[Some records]
----------

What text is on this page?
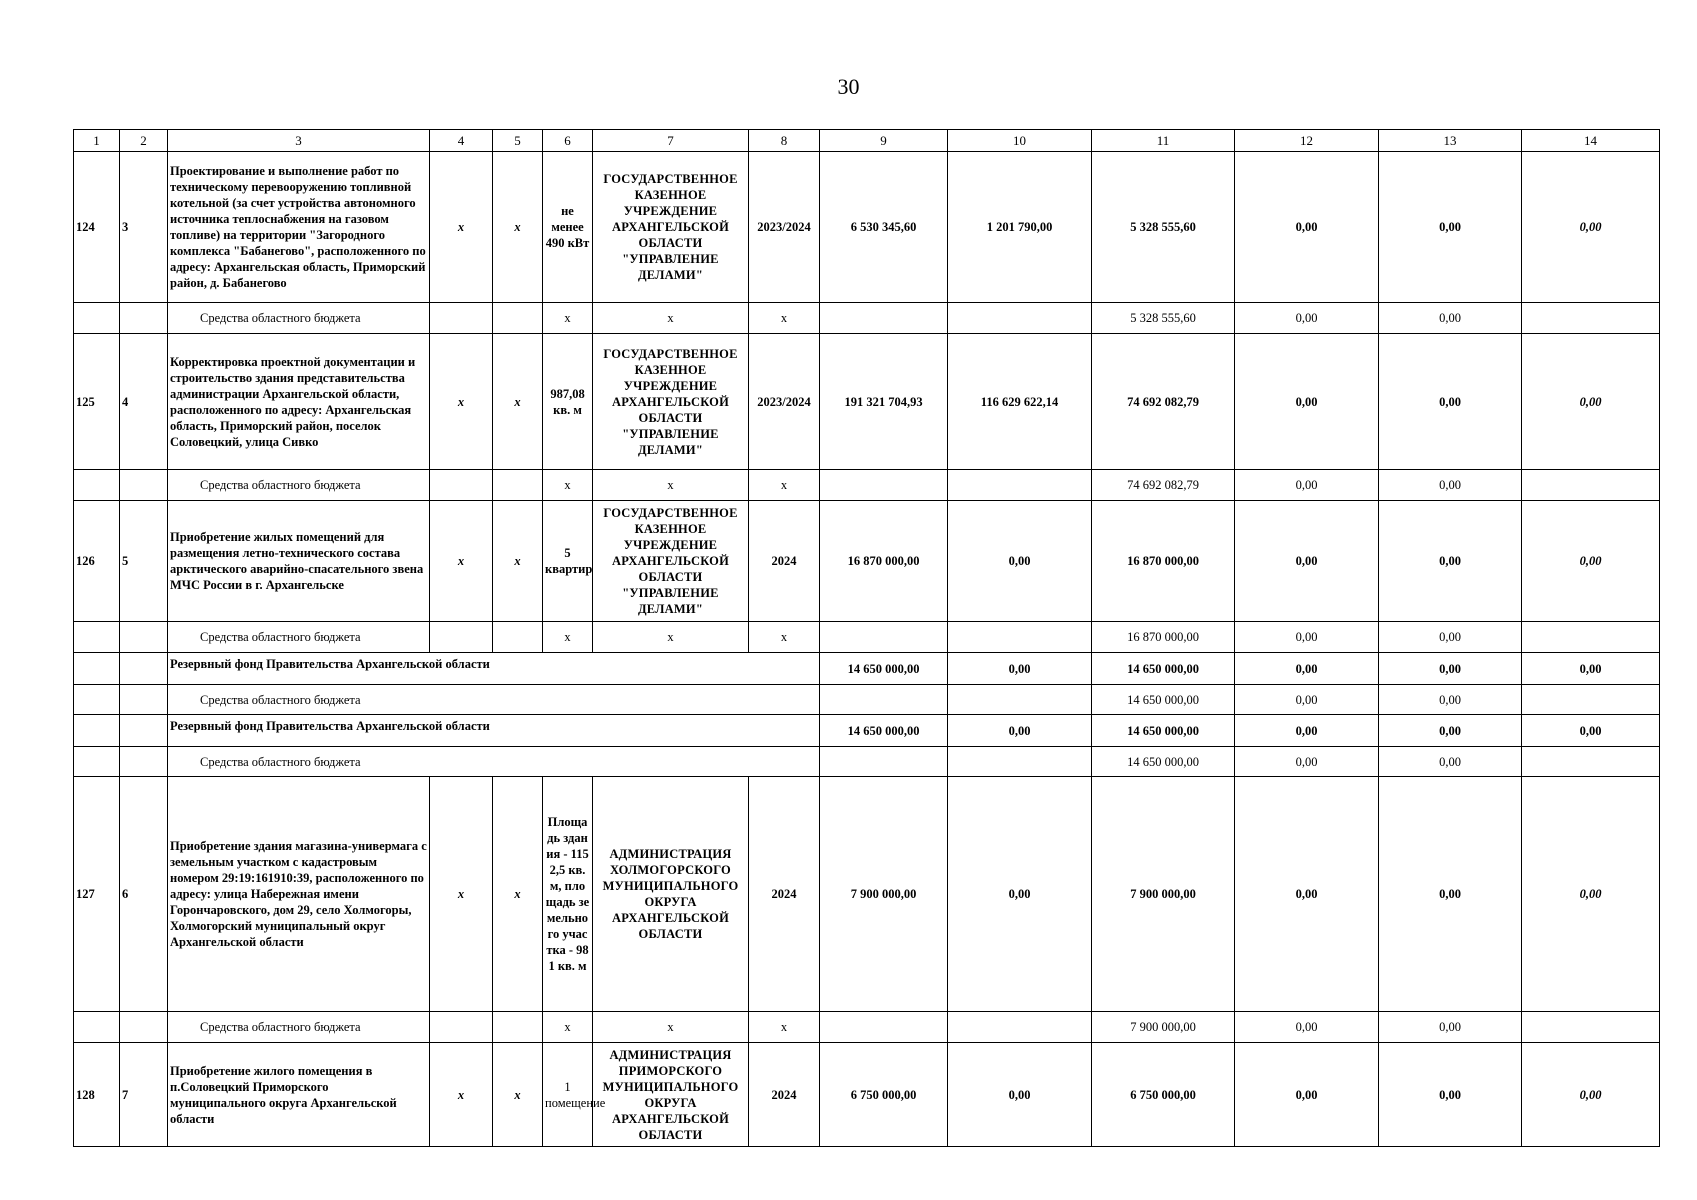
30
1	2	3	4	5	6	7	8	9	10	11	12	13	14
124	3	Проектирование и выполнение работ по техническому перевооружению топливной котельной (за счет устройства автономного источника теплоснабжения на газовом топливе) на территории "Загородного комплекса "Бабанегово", расположенного по адресу: Архангельская область, Приморский район, д. Бабанегово	x	x	не менее 490 кВт	ГОСУДАРСТВЕННОЕ КАЗЕННОЕ УЧРЕЖДЕНИЕ АРХАНГЕЛЬСКОЙ ОБЛАСТИ "УПРАВЛЕНИЕ ДЕЛАМИ"	2023/2024	6 530 345,60	1 201 790,00	5 328 555,60	0,00	0,00	0,00
		Средства областного бюджета			x	x	x			5 328 555,60	0,00	0,00	
125	4	Корректировка проектной документации и строительство здания представительства администрации Архангельской области, расположенного по адресу: Архангельская область, Приморский район, поселок Соловецкий, улица Сивко	x	x	987,08 кв. м	ГОСУДАРСТВЕННОЕ КАЗЕННОЕ УЧРЕЖДЕНИЕ АРХАНГЕЛЬСКОЙ ОБЛАСТИ "УПРАВЛЕНИЕ ДЕЛАМИ"	2023/2024	191 321 704,93	116 629 622,14	74 692 082,79	0,00	0,00	0,00
		Средства областного бюджета			x	x	x			74 692 082,79	0,00	0,00	
126	5	Приобретение жилых помещений для размещения летно-технического состава арктического аварийно-спасательного звена МЧС России в г. Архангельске	x	x	5 квартир	ГОСУДАРСТВЕННОЕ КАЗЕННОЕ УЧРЕЖДЕНИЕ АРХАНГЕЛЬСКОЙ ОБЛАСТИ "УПРАВЛЕНИЕ ДЕЛАМИ"	2024	16 870 000,00	0,00	16 870 000,00	0,00	0,00	0,00
		Средства областного бюджета			x	x	x			16 870 000,00	0,00	0,00	
		Резервный фонд Правительства Архангельской области						14 650 000,00	0,00	14 650 000,00	0,00	0,00	0,00
		Средства областного бюджета								14 650 000,00	0,00	0,00	
		Резервный фонд Правительства Архангельской области						14 650 000,00	0,00	14 650 000,00	0,00	0,00	0,00
		Средства областного бюджета								14 650 000,00	0,00	0,00	
127	6	Приобретение здания магазина-универмага с земельным участком с кадастровым номером 29:19:161910:39, расположенного по адресу: улица Набережная имени Горончаровского, дом 29, село Холмогоры, Холмогорский муниципальный округ Архангельской области	x	x	Площадь здания - 1152,5 кв. м, площадь земельного участка - 981 кв. м	АДМИНИСТРАЦИЯ ХОЛМОГОРСКОГО МУНИЦИПАЛЬНОГО ОКРУГА АРХАНГЕЛЬСКОЙ ОБЛАСТИ	2024	7 900 000,00	0,00	7 900 000,00	0,00	0,00	0,00
		Средства областного бюджета			x	x	x			7 900 000,00	0,00	0,00	
128	7	Приобретение жилого помещения в п.Соловецкий Приморского муниципального округа Архангельской области	x	x	1 помещение	АДМИНИСТРАЦИЯ ПРИМОРСКОГО МУНИЦИПАЛЬНОГО ОКРУГА АРХАНГЕЛЬСКОЙ ОБЛАСТИ	2024	6 750 000,00	0,00	6 750 000,00	0,00	0,00	0,00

----------

▶ [To do]:
Take the entries shown above and quote them verbatim, passing over the pictures.

▶ [Task output]:
What text is on this page?
30
1	2	3	4	5	6	7	8	9	10	11	12	13	14
124	3	Проектирование и выполнение работ по техническому перевооружению топливной котельной (за счет устройства автономного источника теплоснабжения на газовом топливе) на территории "Загородного комплекса "Бабанегово", расположенного по адресу: Архангельская область, Приморский район, д. Бабанегово	x	x	не менее 490 кВт	ГОСУДАРСТВЕННОЕ КАЗЕННОЕ УЧРЕЖДЕНИЕ АРХАНГЕЛЬСКОЙ ОБЛАСТИ "УПРАВЛЕНИЕ ДЕЛАМИ"	2023/2024	6 530 345,60	1 201 790,00	5 328 555,60	0,00	0,00	0,00
		Средства областного бюджета			x	x	x			5 328 555,60	0,00	0,00	
125	4	Корректировка проектной документации и строительство здания представительства администрации Архангельской области, расположенного по адресу: Архангельская область, Приморский район, поселок Соловецкий, улица Сивко	x	x	987,08 кв. м	ГОСУДАРСТВЕННОЕ КАЗЕННОЕ УЧРЕЖДЕНИЕ АРХАНГЕЛЬСКОЙ ОБЛАСТИ "УПРАВЛЕНИЕ ДЕЛАМИ"	2023/2024	191 321 704,93	116 629 622,14	74 692 082,79	0,00	0,00	0,00
		Средства областного бюджета			x	x	x			74 692 082,79	0,00	0,00	
126	5	Приобретение жилых помещений для размещения летно-технического состава арктического аварийно-спасательного звена МЧС России в г. Архангельске	x	x	5 квартир	ГОСУДАРСТВЕННОЕ КАЗЕННОЕ УЧРЕЖДЕНИЕ АРХАНГЕЛЬСКОЙ ОБЛАСТИ "УПРАВЛЕНИЕ ДЕЛАМИ"	2024	16 870 000,00	0,00	16 870 000,00	0,00	0,00	0,00
		Средства областного бюджета			x	x	x			16 870 000,00	0,00	0,00	
		Резервный фонд Правительства Архангельской области						14 650 000,00	0,00	14 650 000,00	0,00	0,00	0,00
		Средства областного бюджета								14 650 000,00	0,00	0,00	
		Резервный фонд Правительства Архангельской области						14 650 000,00	0,00	14 650 000,00	0,00	0,00	0,00
		Средства областного бюджета								14 650 000,00	0,00	0,00	
127	6	Приобретение здания магазина-универмага с земельным участком с кадастровым номером 29:19:161910:39, расположенного по адресу: улица Набережная имени Горончаровского, дом 29, село Холмогоры, Холмогорский муниципальный округ Архангельской области	x	x	Площадь здания - 1152,5 кв. м, площадь земельного участка - 981 кв. м	АДМИНИСТРАЦИЯ ХОЛМОГОРСКОГО МУНИЦИПАЛЬНОГО ОКРУГА АРХАНГЕЛЬСКОЙ ОБЛАСТИ	2024	7 900 000,00	0,00	7 900 000,00	0,00	0,00	0,00
		Средства областного бюджета			x	x	x			7 900 000,00	0,00	0,00	
128	7	Приобретение жилого помещения в п.Соловецкий Приморского муниципального округа Архангельской области	x	x	1 помещение	АДМИНИСТРАЦИЯ ПРИМОРСКОГО МУНИЦИПАЛЬНОГО ОКРУГА АРХАНГЕЛЬСКОЙ ОБЛАСТИ	2024	6 750 000,00	0,00	6 750 000,00	0,00	0,00	0,00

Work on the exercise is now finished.